* [Stated exercise]: Transcribe each line of the records below exactly, excluding any embedded images.

* [Entries shown]:
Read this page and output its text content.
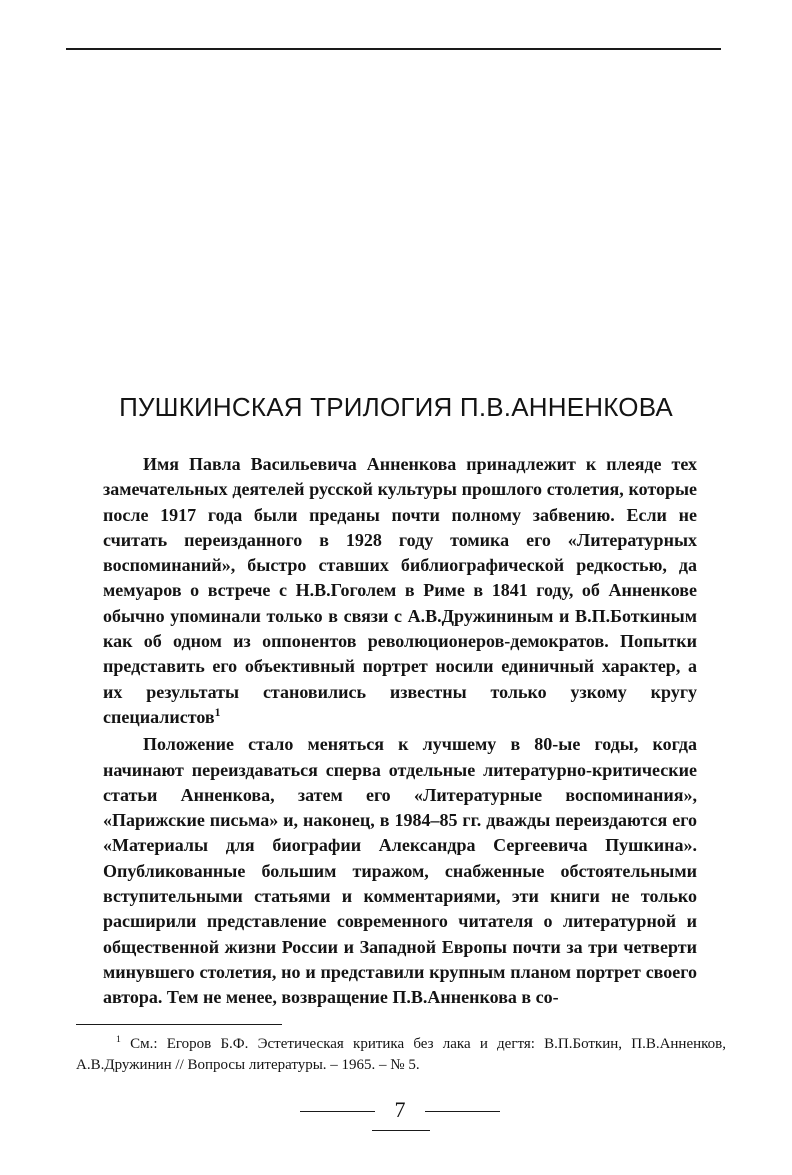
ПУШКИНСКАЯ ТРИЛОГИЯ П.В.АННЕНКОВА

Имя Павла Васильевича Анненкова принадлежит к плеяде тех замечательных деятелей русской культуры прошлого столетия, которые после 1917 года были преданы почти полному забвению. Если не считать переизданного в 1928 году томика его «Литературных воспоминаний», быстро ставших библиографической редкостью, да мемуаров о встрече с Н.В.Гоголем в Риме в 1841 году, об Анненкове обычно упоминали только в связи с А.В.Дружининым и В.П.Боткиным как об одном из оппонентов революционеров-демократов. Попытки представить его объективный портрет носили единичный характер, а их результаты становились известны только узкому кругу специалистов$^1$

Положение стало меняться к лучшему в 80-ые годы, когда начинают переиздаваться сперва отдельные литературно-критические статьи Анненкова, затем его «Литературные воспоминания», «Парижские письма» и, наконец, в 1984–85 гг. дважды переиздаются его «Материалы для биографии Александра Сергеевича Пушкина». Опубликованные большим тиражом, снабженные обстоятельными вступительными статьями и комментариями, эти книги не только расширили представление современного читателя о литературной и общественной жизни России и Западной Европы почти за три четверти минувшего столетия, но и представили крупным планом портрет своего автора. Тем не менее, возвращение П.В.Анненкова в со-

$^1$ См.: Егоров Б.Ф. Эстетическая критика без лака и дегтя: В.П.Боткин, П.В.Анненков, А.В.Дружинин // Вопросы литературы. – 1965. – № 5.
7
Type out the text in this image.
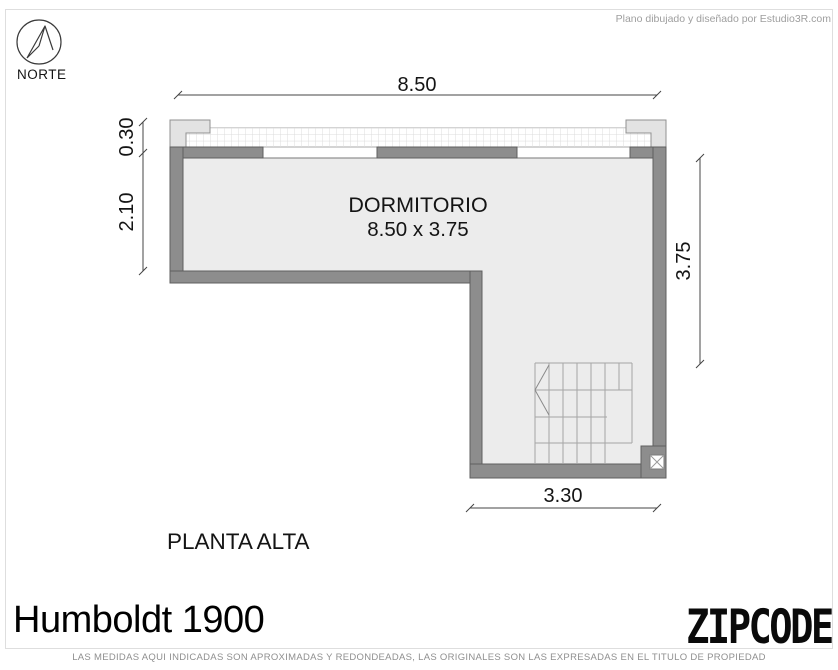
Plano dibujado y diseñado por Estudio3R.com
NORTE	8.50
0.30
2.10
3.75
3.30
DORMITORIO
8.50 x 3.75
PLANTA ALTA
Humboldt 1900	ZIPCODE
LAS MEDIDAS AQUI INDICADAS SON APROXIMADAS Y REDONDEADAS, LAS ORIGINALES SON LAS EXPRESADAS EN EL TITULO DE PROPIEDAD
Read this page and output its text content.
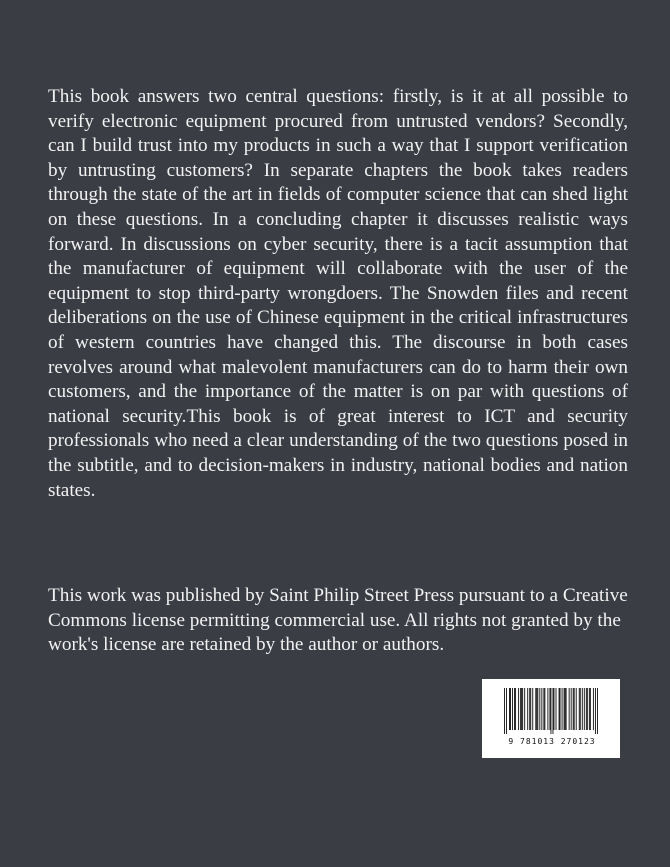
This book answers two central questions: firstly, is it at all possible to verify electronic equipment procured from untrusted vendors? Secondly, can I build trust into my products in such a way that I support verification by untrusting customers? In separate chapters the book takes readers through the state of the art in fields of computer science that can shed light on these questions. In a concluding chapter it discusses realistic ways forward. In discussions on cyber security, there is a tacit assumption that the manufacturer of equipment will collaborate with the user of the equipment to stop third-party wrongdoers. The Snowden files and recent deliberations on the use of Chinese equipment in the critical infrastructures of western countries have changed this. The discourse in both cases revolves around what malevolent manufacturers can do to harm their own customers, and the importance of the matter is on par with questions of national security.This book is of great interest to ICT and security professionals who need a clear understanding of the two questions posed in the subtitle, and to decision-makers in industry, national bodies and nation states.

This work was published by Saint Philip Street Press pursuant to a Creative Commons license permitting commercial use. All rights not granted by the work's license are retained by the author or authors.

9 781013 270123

* [Solution for this exercise]:
Read this page and output its text content.
ПУШКИНСКАЯ ТРИЛОГИЯ П.В.АННЕНКОВА

Имя Павла Васильевича Анненкова принадлежит к плеяде тех замечательных деятелей русской культуры прошлого столетия, которые после 1917 года были преданы почти полному забвению. Если не считать переизданного в 1928 году томика его «Литературных воспоминаний», быстро ставших библиографической редкостью, да мемуаров о встрече с Н.В.Гоголем в Риме в 1841 году, об Анненкове обычно упоминали только в связи с А.В.Дружининым и В.П.Боткиным как об одном из оппонентов революционеров-демократов. Попытки представить его объективный портрет носили единичный характер, а их результаты становились известны только узкому кругу специалистов$^1$

Положение стало меняться к лучшему в 80-ые годы, когда начинают переиздаваться сперва отдельные литературно-критические статьи Анненкова, затем его «Литературные воспоминания», «Парижские письма» и, наконец, в 1984–85 гг. дважды переиздаются его «Материалы для биографии Александра Сергеевича Пушкина». Опубликованные большим тиражом, снабженные обстоятельными вступительными статьями и комментариями, эти книги не только расширили представление современного читателя о литературной и общественной жизни России и Западной Европы почти за три четверти минувшего столетия, но и представили крупным планом портрет своего автора. Тем не менее, возвращение П.В.Анненкова в со-

$^1$ См.: Егоров Б.Ф. Эстетическая критика без лака и дегтя: В.П.Боткин, П.В.Анненков, А.В.Дружинин // Вопросы литературы. – 1965. – № 5.
7
Type out the text in this image.
Plano dibujado y diseñado por Estudio3R.com
NORTE	8.50
0.30
2.10
3.75
3.30
DORMITORIO
8.50 x 3.75
PLANTA ALTA
Humboldt 1900	ZIPCODE
LAS MEDIDAS AQUI INDICADAS SON APROXIMADAS Y REDONDEADAS, LAS ORIGINALES SON LAS EXPRESADAS EN EL TITULO DE PROPIEDAD
Read this page and output its text content.
This book answers two central questions: firstly, is it at all possible to verify electronic equipment procured from untrusted vendors? Secondly, can I build trust into my products in such a way that I support verification by untrusting customers? In separate chapters the book takes readers through the state of the art in fields of computer science that can shed light on these questions. In a concluding chapter it discusses realistic ways forward. In discussions on cyber security, there is a tacit assumption that the manufacturer of equipment will collaborate with the user of the equipment to stop third-party wrongdoers. The Snowden files and recent deliberations on the use of Chinese equipment in the critical infrastructures of western countries have changed this. The discourse in both cases revolves around what malevolent manufacturers can do to harm their own customers, and the importance of the matter is on par with questions of national security.This book is of great interest to ICT and security professionals who need a clear understanding of the two questions posed in the subtitle, and to decision-makers in industry, national bodies and nation states.

This work was published by Saint Philip Street Press pursuant to a Creative Commons license permitting commercial use. All rights not granted by the work's license are retained by the author or authors.

9 781013 270123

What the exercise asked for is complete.